DIRECTIONS: Copy every line from the material below that holds "najčastejšie".

STORED DATA:
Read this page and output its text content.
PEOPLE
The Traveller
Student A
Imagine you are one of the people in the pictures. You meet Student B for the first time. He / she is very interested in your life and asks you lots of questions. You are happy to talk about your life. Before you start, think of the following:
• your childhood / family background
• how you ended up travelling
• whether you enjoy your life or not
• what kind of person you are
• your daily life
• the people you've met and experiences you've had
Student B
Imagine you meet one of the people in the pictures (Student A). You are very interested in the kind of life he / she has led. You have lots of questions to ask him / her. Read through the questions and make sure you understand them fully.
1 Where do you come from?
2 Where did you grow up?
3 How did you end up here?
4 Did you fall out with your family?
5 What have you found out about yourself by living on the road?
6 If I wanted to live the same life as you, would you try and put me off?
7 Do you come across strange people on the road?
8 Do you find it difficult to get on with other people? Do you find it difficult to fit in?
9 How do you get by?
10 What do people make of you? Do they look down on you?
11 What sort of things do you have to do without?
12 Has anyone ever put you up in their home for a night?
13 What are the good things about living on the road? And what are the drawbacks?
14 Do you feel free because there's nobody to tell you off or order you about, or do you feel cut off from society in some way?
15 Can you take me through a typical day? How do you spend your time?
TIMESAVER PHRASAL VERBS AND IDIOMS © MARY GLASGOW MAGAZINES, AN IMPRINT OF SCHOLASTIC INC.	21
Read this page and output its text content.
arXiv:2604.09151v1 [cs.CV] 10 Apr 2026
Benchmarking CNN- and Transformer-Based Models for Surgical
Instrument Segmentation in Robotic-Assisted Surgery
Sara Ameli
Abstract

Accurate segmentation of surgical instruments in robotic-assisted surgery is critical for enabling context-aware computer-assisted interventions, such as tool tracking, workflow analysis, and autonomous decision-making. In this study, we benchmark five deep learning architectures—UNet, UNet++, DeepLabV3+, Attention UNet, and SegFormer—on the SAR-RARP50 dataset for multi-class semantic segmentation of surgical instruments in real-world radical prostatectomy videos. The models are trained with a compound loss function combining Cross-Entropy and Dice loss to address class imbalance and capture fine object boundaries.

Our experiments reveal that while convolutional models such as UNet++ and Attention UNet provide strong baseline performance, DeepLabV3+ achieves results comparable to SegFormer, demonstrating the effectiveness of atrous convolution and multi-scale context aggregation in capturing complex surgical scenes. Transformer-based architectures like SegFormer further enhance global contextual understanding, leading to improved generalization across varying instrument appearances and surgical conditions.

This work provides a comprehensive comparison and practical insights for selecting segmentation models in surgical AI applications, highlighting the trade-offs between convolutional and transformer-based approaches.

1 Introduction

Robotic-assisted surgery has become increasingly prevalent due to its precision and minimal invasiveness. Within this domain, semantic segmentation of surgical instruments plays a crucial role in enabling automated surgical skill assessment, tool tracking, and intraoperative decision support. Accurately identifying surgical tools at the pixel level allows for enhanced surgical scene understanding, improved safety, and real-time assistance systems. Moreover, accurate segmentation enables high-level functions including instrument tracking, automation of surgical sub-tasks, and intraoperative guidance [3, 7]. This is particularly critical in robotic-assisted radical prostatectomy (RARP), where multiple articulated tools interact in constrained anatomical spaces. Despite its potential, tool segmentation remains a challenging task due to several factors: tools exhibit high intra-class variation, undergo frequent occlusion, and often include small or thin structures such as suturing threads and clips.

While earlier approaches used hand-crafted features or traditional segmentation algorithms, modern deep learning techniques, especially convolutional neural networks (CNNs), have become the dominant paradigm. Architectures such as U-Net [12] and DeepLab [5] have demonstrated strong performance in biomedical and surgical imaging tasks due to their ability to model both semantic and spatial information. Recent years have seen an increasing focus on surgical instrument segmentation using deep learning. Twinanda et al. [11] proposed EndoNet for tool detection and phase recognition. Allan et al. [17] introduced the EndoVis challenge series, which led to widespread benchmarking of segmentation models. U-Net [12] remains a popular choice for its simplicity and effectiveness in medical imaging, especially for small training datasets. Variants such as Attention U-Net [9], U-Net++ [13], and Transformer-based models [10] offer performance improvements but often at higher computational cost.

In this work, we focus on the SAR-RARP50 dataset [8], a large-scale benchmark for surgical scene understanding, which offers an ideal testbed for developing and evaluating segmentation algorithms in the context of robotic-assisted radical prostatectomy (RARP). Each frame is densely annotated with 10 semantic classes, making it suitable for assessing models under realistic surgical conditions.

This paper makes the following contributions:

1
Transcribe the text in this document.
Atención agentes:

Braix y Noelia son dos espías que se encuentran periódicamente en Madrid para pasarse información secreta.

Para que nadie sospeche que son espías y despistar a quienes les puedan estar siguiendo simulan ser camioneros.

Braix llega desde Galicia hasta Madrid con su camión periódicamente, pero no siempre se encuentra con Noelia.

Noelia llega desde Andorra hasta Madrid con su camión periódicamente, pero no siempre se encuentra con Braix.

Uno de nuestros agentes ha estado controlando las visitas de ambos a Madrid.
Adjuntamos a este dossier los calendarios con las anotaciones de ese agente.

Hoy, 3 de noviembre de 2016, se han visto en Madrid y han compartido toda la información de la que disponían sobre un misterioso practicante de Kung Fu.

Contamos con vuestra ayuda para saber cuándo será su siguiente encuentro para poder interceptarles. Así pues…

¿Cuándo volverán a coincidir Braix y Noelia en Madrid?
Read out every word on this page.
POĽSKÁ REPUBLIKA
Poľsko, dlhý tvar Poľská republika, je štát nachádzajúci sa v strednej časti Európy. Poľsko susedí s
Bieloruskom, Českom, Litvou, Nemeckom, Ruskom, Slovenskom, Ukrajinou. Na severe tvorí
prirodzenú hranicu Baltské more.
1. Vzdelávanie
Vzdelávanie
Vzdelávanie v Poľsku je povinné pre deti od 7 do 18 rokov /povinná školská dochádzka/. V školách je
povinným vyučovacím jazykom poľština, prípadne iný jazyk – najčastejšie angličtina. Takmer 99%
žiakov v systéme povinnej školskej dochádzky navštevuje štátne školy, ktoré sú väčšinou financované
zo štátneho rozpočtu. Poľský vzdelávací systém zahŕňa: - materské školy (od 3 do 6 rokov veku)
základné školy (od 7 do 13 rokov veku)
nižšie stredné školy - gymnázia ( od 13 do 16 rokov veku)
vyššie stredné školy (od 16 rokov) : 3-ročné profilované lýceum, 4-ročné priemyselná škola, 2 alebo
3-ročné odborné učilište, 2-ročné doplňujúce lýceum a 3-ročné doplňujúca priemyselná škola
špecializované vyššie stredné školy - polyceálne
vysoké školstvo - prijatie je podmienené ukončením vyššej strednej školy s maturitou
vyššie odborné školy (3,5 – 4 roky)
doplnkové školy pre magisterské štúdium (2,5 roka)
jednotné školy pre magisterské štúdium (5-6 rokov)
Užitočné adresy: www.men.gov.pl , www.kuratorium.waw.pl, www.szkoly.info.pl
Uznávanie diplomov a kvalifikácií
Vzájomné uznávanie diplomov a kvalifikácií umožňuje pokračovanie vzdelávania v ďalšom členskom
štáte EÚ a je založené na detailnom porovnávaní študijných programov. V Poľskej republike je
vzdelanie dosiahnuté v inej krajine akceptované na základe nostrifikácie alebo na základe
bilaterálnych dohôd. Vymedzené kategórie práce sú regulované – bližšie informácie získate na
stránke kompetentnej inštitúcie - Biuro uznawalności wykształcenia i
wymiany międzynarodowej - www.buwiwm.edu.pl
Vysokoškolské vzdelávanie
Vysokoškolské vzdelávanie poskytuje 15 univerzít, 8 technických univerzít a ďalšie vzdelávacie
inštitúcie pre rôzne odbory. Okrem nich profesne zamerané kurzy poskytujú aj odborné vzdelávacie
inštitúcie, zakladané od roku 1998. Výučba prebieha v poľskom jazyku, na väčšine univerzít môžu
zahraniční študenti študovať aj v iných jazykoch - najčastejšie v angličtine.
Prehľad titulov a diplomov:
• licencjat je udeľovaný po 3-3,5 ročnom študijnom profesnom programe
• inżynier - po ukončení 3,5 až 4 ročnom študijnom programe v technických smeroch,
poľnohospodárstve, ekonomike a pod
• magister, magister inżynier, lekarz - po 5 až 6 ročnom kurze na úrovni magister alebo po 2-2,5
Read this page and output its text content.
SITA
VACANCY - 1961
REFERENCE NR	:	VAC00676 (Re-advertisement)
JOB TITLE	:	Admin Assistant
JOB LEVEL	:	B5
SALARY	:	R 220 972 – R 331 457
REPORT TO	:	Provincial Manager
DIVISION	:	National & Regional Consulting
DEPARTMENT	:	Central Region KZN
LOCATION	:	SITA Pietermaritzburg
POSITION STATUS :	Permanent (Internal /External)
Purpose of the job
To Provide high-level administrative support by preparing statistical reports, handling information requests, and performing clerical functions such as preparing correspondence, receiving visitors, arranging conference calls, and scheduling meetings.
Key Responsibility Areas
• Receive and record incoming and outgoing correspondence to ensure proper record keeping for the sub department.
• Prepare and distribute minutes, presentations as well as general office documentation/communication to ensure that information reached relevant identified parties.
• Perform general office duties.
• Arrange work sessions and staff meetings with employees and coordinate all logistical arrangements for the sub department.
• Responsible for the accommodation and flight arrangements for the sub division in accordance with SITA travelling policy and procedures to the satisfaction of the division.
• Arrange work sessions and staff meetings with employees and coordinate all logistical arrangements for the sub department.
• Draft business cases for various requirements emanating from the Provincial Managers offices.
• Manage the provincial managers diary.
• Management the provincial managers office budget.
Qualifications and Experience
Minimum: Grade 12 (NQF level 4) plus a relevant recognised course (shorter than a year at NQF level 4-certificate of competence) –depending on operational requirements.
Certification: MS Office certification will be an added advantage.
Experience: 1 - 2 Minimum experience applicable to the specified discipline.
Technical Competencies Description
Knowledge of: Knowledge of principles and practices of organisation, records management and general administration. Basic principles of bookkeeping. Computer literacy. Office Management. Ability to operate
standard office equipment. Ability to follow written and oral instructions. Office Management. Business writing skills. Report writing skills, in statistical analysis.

OUTPUT:
povinným vyučovacím jazykom poľština, prípadne iný jazyk – najčastejšie angličtina. Takmer 99%
zahraniční študenti študovať aj v iných jazykoch - najčastejšie v angličtine.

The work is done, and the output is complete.